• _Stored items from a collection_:
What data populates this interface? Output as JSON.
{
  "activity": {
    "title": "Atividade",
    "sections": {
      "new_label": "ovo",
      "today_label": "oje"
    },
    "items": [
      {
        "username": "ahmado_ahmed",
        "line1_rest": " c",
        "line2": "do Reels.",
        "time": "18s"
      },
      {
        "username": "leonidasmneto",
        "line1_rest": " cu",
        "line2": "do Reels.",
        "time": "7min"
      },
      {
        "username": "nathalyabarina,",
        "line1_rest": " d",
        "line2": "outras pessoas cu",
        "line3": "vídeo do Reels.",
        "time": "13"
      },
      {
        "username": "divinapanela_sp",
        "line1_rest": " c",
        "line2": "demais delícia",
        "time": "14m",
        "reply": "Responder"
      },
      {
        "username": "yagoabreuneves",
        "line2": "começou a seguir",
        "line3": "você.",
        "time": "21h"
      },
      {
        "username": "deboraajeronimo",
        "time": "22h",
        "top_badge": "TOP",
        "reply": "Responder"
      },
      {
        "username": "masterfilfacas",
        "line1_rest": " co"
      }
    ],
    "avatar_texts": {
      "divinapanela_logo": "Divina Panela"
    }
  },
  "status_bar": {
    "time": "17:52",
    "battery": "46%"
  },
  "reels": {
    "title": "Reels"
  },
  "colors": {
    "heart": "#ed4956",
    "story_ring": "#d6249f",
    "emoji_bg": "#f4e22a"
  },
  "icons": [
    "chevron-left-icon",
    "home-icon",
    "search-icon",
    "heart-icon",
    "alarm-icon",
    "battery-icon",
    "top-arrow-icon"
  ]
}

• _Exercise_:
Give only the number of lines in the preceding material that contain the string "time".

• _Answer to this problem_:
7